• _Data listing_
^^^^

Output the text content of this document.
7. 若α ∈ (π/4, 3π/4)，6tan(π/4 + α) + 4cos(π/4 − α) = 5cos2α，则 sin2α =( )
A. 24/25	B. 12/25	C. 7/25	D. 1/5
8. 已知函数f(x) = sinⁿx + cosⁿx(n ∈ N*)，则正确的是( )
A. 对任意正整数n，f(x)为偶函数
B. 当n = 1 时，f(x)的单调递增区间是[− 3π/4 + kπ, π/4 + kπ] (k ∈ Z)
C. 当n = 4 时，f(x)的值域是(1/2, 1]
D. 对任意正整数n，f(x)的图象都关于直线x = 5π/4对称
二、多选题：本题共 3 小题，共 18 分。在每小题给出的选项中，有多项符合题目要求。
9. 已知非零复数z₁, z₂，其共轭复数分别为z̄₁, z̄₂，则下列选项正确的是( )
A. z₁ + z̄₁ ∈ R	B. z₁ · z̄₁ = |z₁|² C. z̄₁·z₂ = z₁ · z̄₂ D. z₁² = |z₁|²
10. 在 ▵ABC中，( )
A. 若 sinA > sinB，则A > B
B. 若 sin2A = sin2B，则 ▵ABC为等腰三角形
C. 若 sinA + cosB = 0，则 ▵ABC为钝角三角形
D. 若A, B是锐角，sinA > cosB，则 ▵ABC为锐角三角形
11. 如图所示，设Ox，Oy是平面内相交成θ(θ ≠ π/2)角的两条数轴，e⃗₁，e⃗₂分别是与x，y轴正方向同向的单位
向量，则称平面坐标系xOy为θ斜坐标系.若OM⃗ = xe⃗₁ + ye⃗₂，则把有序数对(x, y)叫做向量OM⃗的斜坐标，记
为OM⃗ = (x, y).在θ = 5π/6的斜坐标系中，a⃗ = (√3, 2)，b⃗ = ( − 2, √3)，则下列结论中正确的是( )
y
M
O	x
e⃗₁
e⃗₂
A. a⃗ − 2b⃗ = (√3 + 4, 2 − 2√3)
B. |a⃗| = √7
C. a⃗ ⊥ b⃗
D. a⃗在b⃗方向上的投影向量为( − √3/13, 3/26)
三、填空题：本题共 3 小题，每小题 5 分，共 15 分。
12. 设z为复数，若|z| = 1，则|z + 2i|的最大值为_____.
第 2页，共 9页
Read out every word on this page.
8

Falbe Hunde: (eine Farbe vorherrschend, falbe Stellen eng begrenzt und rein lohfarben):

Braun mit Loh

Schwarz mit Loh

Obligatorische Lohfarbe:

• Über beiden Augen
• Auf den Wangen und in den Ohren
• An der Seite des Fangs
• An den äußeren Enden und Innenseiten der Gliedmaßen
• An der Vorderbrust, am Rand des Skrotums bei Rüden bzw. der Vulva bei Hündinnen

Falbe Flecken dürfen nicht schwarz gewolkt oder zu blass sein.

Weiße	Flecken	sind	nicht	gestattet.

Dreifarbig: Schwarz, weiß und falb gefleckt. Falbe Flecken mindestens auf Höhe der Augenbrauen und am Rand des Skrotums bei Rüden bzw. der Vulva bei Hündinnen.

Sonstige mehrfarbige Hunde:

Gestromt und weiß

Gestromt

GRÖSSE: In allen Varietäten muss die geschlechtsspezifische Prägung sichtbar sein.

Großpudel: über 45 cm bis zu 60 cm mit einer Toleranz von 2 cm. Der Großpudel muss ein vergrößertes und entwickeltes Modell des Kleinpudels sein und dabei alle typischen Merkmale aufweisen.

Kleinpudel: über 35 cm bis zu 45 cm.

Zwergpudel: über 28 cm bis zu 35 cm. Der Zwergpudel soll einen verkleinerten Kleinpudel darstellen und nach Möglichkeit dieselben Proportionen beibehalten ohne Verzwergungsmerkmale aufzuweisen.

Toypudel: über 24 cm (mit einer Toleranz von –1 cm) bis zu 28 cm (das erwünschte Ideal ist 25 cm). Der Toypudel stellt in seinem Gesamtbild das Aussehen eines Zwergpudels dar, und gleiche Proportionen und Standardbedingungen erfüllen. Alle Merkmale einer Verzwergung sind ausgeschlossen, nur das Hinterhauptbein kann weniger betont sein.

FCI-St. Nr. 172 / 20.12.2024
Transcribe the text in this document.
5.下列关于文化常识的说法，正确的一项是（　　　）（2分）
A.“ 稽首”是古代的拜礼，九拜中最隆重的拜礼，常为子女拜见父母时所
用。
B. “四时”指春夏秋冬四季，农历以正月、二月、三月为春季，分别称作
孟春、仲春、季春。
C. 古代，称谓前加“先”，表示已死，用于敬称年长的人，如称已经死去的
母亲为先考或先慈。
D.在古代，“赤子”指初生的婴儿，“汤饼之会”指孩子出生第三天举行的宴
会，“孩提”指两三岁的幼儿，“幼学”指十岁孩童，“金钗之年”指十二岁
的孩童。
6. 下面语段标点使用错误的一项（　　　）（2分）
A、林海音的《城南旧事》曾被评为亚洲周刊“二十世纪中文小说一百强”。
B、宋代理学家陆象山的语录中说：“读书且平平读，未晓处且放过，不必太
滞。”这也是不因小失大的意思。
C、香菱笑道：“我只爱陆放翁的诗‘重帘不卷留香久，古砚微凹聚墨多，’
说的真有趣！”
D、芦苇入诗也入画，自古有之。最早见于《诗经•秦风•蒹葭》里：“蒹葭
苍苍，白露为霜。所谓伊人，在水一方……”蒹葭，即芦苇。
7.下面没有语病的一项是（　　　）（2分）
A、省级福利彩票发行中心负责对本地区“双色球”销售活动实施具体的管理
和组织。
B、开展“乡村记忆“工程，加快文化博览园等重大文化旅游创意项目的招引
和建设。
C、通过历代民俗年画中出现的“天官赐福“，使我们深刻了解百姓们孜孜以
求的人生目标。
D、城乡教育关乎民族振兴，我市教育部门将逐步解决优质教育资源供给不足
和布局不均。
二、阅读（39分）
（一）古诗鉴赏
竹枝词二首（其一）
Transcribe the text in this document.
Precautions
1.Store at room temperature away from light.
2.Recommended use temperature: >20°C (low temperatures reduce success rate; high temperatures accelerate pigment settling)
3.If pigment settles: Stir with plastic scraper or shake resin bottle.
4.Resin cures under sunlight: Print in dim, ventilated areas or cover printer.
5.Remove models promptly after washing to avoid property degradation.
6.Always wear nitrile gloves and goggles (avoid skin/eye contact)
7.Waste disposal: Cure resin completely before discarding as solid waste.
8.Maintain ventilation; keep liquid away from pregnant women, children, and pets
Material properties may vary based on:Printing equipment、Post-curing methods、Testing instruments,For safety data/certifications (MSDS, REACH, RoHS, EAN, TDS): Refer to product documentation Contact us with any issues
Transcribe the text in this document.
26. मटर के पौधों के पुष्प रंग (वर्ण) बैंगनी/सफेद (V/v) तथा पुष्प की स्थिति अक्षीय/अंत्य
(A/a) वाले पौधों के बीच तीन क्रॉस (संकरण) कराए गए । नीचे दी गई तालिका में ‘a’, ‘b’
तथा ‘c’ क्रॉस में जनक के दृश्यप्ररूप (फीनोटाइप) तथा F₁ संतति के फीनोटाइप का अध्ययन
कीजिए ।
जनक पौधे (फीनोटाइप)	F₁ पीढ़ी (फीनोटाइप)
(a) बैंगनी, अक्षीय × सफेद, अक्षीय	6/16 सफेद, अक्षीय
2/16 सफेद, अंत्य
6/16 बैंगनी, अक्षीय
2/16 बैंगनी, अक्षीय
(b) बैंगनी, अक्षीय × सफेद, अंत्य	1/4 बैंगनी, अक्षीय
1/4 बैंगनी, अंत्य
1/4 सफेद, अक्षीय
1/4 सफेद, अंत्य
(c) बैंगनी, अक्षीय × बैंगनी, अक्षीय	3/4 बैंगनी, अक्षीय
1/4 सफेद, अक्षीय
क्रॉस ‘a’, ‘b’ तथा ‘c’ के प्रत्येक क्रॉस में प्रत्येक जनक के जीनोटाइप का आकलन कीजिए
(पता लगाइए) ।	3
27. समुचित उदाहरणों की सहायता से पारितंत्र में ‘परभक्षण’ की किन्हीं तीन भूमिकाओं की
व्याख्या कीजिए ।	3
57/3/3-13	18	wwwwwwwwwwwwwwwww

^^^^

• _Requirement_
Each line that holds the word "Hündinnen" should be extracted from the records.

• _Solution for this exercise_
• An der Vorderbrust, am Rand des Skrotums bei Rüden bzw. der Vulva bei Hündinnen
Dreifarbig: Schwarz, weiß und falb gefleckt. Falbe Flecken mindestens auf Höhe der Augenbrauen und am Rand des Skrotums bei Rüden bzw. der Vulva bei Hündinnen.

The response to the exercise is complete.